## RECORDS FOR THE TASK
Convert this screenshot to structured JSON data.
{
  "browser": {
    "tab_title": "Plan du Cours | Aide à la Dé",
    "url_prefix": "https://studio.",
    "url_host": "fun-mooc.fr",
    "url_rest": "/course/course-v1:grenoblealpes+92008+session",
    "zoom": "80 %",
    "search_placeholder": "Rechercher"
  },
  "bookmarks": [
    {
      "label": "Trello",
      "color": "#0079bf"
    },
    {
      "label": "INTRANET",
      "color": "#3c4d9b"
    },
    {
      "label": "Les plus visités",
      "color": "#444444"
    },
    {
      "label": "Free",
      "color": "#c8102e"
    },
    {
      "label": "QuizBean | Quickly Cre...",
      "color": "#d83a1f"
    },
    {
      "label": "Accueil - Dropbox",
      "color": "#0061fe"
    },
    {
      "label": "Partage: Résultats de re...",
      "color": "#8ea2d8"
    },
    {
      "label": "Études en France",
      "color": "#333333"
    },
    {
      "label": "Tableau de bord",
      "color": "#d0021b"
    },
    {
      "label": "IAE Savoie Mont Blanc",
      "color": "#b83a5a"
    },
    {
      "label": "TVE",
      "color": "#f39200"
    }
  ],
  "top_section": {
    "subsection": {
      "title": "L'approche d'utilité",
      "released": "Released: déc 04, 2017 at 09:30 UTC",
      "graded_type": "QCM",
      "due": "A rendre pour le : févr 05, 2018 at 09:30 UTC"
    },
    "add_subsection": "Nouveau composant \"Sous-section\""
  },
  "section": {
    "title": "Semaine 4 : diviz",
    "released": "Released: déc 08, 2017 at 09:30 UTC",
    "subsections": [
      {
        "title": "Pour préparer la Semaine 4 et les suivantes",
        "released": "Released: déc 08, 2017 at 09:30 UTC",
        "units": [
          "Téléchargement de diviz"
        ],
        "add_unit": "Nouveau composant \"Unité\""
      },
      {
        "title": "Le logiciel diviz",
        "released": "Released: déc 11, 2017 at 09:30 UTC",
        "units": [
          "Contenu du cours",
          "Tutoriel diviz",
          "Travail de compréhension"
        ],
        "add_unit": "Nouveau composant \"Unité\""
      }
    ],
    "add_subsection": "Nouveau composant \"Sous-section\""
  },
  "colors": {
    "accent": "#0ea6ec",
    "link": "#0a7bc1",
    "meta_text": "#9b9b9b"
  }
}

## EXERCISE
Wherever the word "label" occurs in a line of the listing, copy that line.

## TASK SOLUTION
      "label": "Trello",
      "label": "INTRANET",
      "label": "Les plus visités",
      "label": "Free",
      "label": "QuizBean | Quickly Cre...",
      "label": "Accueil - Dropbox",
      "label": "Partage: Résultats de re...",
      "label": "Études en France",
      "label": "Tableau de bord",
      "label": "IAE Savoie Mont Blanc",
      "label": "TVE",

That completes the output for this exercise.